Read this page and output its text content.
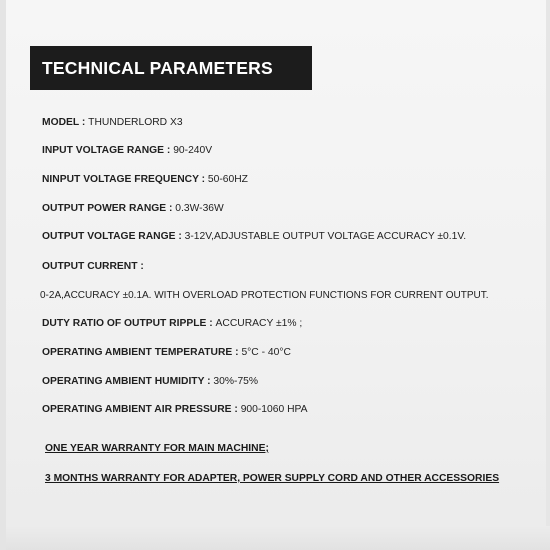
TECHNICAL PARAMETERS
MODEL : THUNDERLORD X3
INPUT VOLTAGE RANGE : 90-240V
NINPUT VOLTAGE FREQUENCY : 50-60HZ
OUTPUT POWER RANGE : 0.3W-36W
OUTPUT VOLTAGE RANGE : 3-12V,ADJUSTABLE OUTPUT VOLTAGE ACCURACY ±0.1V.
OUTPUT CURRENT :
0-2A,ACCURACY ±0.1A. WITH OVERLOAD PROTECTION FUNCTIONS FOR CURRENT OUTPUT.
DUTY RATIO OF OUTPUT RIPPLE : ACCURACY ±1% ;
OPERATING AMBIENT TEMPERATURE : 5°C - 40°C
OPERATING AMBIENT HUMIDITY : 30%-75%
OPERATING AMBIENT AIR PRESSURE : 900-1060 HPA
ONE YEAR WARRANTY FOR MAIN MACHINE;
3 MONTHS WARRANTY FOR ADAPTER, POWER SUPPLY CORD AND OTHER ACCESSORIES
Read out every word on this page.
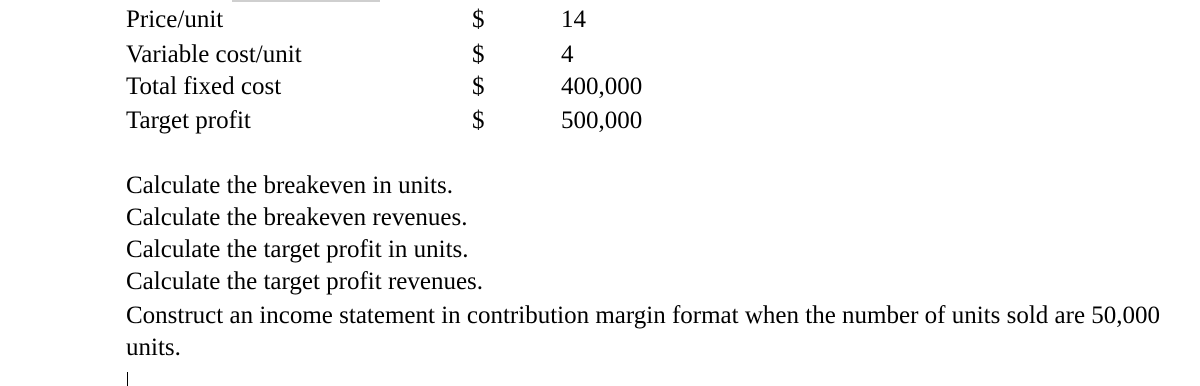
Price/unit	$	14
Variable cost/unit	$	4
Total fixed cost	$	400,000
Target profit	$	500,000
Calculate the breakeven in units.
Calculate the breakeven revenues.
Calculate the target profit in units.
Calculate the target profit revenues.
Construct an income statement in contribution margin format when the number of units sold are 50,000 units.
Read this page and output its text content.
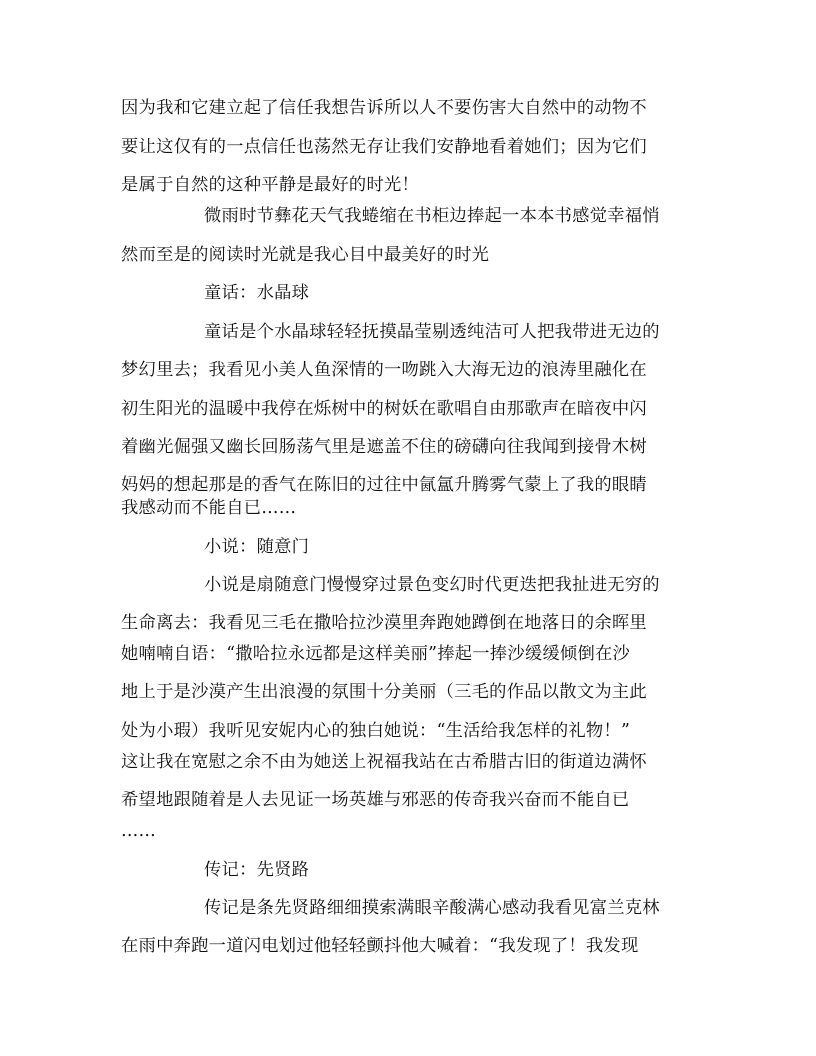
因为我和它建立起了信任我想告诉所以人不要伤害大自然中的动物不
要让这仅有的一点信任也荡然无存让我们安静地看着她们；因为它们
是属于自然的这种平静是最好的时光！
微雨时节彝花天气我蜷缩在书柜边捧起一本本书感觉幸福悄
然而至是的阅读时光就是我心目中最美好的时光
童话：水晶球
童话是个水晶球轻轻抚摸晶莹剔透纯洁可人把我带进无边的
梦幻里去；我看见小美人鱼深情的一吻跳入大海无边的浪涛里融化在
初生阳光的温暖中我停在烁树中的树妖在歌唱自由那歌声在暗夜中闪
着幽光倔强又幽长回肠荡气里是遮盖不住的磅礴向往我闻到接骨木树
妈妈的想起那是的香气在陈旧的过往中氤氲升腾雾气蒙上了我的眼睛
我感动而不能自已……
小说：随意门
小说是扇随意门慢慢穿过景色变幻时代更迭把我扯进无穷的
生命离去：我看见三毛在撒哈拉沙漠里奔跑她蹲倒在地落日的余晖里
她喃喃自语：“撒哈拉永远都是这样美丽”捧起一捧沙缓缓倾倒在沙
地上于是沙漠产生出浪漫的氛围十分美丽（三毛的作品以散文为主此
处为小瑕）我听见安妮内心的独白她说：“生活给我怎样的礼物！”
这让我在宽慰之余不由为她送上祝福我站在古希腊古旧的街道边满怀
希望地跟随着是人去见证一场英雄与邪恶的传奇我兴奋而不能自已
……
传记：先贤路
传记是条先贤路细细摸索满眼辛酸满心感动我看见富兰克林
在雨中奔跑一道闪电划过他轻轻颤抖他大喊着：“我发现了！我发现
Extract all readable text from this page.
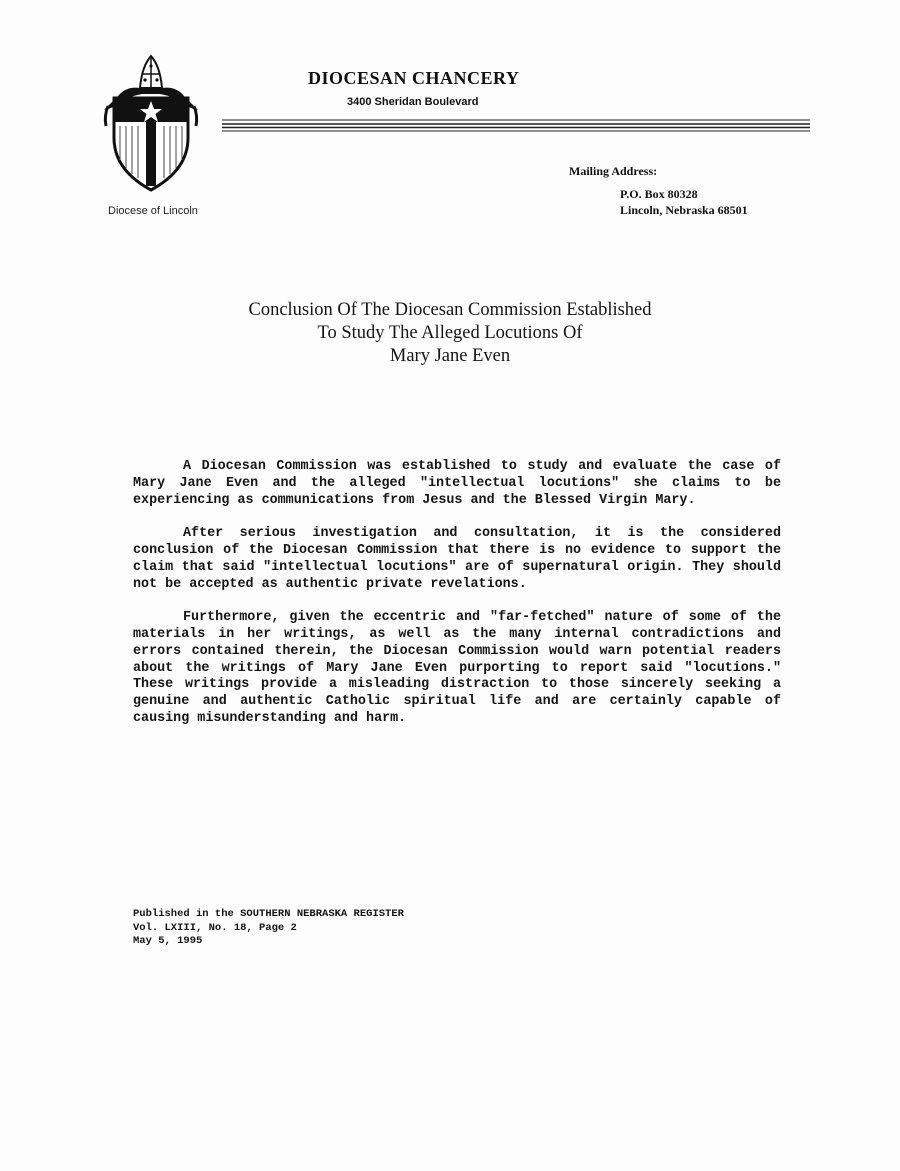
Diocese of Lincoln
DIOCESAN CHANCERY
3400 Sheridan Boulevard
Mailing Address:
P.O. Box 80328
Lincoln, Nebraska 68501
Conclusion Of The Diocesan Commission Established
To Study The Alleged Locutions Of
Mary Jane Even

A Diocesan Commission was established to study and evaluate the case of Mary Jane Even and the alleged "intellectual locutions" she claims to be experiencing as communications from Jesus and the Blessed Virgin Mary.

After serious investigation and consultation, it is the considered conclusion of the Diocesan Commission that there is no evidence to support the claim that said "intellectual locutions" are of supernatural origin. They should not be accepted as authentic private revelations.

Furthermore, given the eccentric and "far-fetched" nature of some of the materials in her writings, as well as the many internal contradictions and errors contained therein, the Diocesan Commission would warn potential readers about the writings of Mary Jane Even purporting to report said "locutions." These writings provide a misleading distraction to those sincerely seeking a genuine and authentic Catholic spiritual life and are certainly capable of causing misunderstanding and harm.

Published in the SOUTHERN NEBRASKA REGISTER
Vol. LXIII, No. 18, Page 2
May 5, 1995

------------------------------------

Problem requirements ::
Produce an exact copy of each line of data, skipping embedded images.

Task solution ::
Read this page and output its text content.
TECHNICAL PARAMETERS
MODEL : THUNDERLORD X3
INPUT VOLTAGE RANGE : 90-240V
NINPUT VOLTAGE FREQUENCY : 50-60HZ
OUTPUT POWER RANGE : 0.3W-36W
OUTPUT VOLTAGE RANGE : 3-12V,ADJUSTABLE OUTPUT VOLTAGE ACCURACY ±0.1V.
OUTPUT CURRENT :
0-2A,ACCURACY ±0.1A. WITH OVERLOAD PROTECTION FUNCTIONS FOR CURRENT OUTPUT.
DUTY RATIO OF OUTPUT RIPPLE : ACCURACY ±1% ;
OPERATING AMBIENT TEMPERATURE : 5°C - 40°C
OPERATING AMBIENT HUMIDITY : 30%-75%
OPERATING AMBIENT AIR PRESSURE : 900-1060 HPA
ONE YEAR WARRANTY FOR MAIN MACHINE;
3 MONTHS WARRANTY FOR ADAPTER, POWER SUPPLY CORD AND OTHER ACCESSORIES
Read out every word on this page.
Price/unit	$	14
Variable cost/unit	$	4
Total fixed cost	$	400,000
Target profit	$	500,000
Calculate the breakeven in units.
Calculate the breakeven revenues.
Calculate the target profit in units.
Calculate the target profit revenues.
Construct an income statement in contribution margin format when the number of units sold are 50,000 units.
Read this page and output its text content.
因为我和它建立起了信任我想告诉所以人不要伤害大自然中的动物不
要让这仅有的一点信任也荡然无存让我们安静地看着她们；因为它们
是属于自然的这种平静是最好的时光！
微雨时节彝花天气我蜷缩在书柜边捧起一本本书感觉幸福悄
然而至是的阅读时光就是我心目中最美好的时光
童话：水晶球
童话是个水晶球轻轻抚摸晶莹剔透纯洁可人把我带进无边的
梦幻里去；我看见小美人鱼深情的一吻跳入大海无边的浪涛里融化在
初生阳光的温暖中我停在烁树中的树妖在歌唱自由那歌声在暗夜中闪
着幽光倔强又幽长回肠荡气里是遮盖不住的磅礴向往我闻到接骨木树
妈妈的想起那是的香气在陈旧的过往中氤氲升腾雾气蒙上了我的眼睛
我感动而不能自已……
小说：随意门
小说是扇随意门慢慢穿过景色变幻时代更迭把我扯进无穷的
生命离去：我看见三毛在撒哈拉沙漠里奔跑她蹲倒在地落日的余晖里
她喃喃自语：“撒哈拉永远都是这样美丽”捧起一捧沙缓缓倾倒在沙
地上于是沙漠产生出浪漫的氛围十分美丽（三毛的作品以散文为主此
处为小瑕）我听见安妮内心的独白她说：“生活给我怎样的礼物！”
这让我在宽慰之余不由为她送上祝福我站在古希腊古旧的街道边满怀
希望地跟随着是人去见证一场英雄与邪恶的传奇我兴奋而不能自已
……
传记：先贤路
传记是条先贤路细细摸索满眼辛酸满心感动我看见富兰克林
在雨中奔跑一道闪电划过他轻轻颤抖他大喊着：“我发现了！我发现
Extract all readable text from this page.
Diocese of Lincoln
DIOCESAN CHANCERY
3400 Sheridan Boulevard
Mailing Address:
P.O. Box 80328
Lincoln, Nebraska 68501
Conclusion Of The Diocesan Commission Established
To Study The Alleged Locutions Of
Mary Jane Even

A Diocesan Commission was established to study and evaluate the case of Mary Jane Even and the alleged "intellectual locutions" she claims to be experiencing as communications from Jesus and the Blessed Virgin Mary.

After serious investigation and consultation, it is the considered conclusion of the Diocesan Commission that there is no evidence to support the claim that said "intellectual locutions" are of supernatural origin. They should not be accepted as authentic private revelations.

Furthermore, given the eccentric and "far-fetched" nature of some of the materials in her writings, as well as the many internal contradictions and errors contained therein, the Diocesan Commission would warn potential readers about the writings of Mary Jane Even purporting to report said "locutions." These writings provide a misleading distraction to those sincerely seeking a genuine and authentic Catholic spiritual life and are certainly capable of causing misunderstanding and harm.

Published in the SOUTHERN NEBRASKA REGISTER
Vol. LXIII, No. 18, Page 2
May 5, 1995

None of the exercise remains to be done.